Entries »
★ ★ ★ ★ ★
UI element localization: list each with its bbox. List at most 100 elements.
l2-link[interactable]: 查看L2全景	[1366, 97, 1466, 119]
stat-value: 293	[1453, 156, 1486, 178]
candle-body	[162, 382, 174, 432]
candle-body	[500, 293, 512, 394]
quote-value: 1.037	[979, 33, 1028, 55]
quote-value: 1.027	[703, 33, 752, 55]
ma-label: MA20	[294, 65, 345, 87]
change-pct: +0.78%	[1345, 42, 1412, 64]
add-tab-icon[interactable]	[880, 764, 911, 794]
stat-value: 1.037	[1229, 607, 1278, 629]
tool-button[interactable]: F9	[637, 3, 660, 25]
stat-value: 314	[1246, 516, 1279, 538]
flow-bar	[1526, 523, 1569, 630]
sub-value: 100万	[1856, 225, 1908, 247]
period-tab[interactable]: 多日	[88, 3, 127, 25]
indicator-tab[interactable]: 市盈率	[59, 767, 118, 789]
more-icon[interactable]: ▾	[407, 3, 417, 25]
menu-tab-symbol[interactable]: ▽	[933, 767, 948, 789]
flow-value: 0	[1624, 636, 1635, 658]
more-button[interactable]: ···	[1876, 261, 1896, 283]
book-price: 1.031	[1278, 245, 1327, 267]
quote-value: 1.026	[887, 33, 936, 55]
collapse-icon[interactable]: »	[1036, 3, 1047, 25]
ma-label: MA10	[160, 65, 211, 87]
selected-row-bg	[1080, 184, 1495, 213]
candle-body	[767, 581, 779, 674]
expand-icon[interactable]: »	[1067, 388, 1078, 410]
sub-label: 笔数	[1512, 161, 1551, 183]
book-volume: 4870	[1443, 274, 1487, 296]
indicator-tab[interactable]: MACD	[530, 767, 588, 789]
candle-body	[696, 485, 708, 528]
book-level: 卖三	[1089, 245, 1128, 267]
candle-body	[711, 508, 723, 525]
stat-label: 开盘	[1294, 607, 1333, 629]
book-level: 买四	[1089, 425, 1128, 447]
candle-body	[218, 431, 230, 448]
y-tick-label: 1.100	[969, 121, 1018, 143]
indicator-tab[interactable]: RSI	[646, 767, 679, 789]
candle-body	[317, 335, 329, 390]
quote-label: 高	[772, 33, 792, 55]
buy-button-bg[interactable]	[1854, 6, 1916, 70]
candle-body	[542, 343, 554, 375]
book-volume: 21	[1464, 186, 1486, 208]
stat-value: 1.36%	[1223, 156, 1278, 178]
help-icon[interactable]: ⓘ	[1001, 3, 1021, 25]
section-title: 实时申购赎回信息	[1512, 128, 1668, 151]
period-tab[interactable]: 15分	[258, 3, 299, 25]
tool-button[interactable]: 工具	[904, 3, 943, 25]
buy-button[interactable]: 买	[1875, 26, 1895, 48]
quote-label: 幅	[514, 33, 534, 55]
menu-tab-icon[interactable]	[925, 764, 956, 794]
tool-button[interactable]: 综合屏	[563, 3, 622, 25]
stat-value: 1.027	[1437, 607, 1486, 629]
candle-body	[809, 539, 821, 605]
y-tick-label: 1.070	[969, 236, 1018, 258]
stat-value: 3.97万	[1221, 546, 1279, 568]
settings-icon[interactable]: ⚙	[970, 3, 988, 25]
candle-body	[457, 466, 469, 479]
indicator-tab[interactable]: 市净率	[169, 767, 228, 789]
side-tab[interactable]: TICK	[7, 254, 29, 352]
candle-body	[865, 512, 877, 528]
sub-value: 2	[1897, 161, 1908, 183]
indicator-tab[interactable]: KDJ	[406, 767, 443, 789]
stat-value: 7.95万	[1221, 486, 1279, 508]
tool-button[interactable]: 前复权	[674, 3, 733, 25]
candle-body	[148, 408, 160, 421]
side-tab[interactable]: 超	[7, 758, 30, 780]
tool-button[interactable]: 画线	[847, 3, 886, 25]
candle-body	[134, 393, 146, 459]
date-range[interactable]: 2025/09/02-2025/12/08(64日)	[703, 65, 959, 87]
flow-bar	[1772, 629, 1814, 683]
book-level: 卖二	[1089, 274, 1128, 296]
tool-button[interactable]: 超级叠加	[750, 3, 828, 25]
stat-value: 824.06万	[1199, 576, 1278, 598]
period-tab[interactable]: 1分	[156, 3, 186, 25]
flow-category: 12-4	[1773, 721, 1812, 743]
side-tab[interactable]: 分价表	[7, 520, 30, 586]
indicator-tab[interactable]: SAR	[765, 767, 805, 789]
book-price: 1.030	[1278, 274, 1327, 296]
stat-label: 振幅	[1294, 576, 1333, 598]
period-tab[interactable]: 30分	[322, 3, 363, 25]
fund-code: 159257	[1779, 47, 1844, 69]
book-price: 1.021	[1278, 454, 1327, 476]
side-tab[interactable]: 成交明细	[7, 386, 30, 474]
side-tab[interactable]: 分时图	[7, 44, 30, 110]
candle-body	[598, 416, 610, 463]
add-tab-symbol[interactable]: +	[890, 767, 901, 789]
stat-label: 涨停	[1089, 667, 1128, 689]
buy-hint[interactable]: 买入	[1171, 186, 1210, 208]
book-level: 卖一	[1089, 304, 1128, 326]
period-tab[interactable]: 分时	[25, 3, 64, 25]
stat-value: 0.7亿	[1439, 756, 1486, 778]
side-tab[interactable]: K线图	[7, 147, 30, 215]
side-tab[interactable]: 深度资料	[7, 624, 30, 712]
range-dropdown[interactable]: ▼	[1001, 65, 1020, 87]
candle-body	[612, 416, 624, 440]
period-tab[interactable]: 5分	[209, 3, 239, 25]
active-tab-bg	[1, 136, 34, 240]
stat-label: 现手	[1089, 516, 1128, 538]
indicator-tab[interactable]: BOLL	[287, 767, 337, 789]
★ ★ ★ ★ ★
What you are asked to do »
State how many lines of the items above contain the string "level". Give only the number.

The response »
4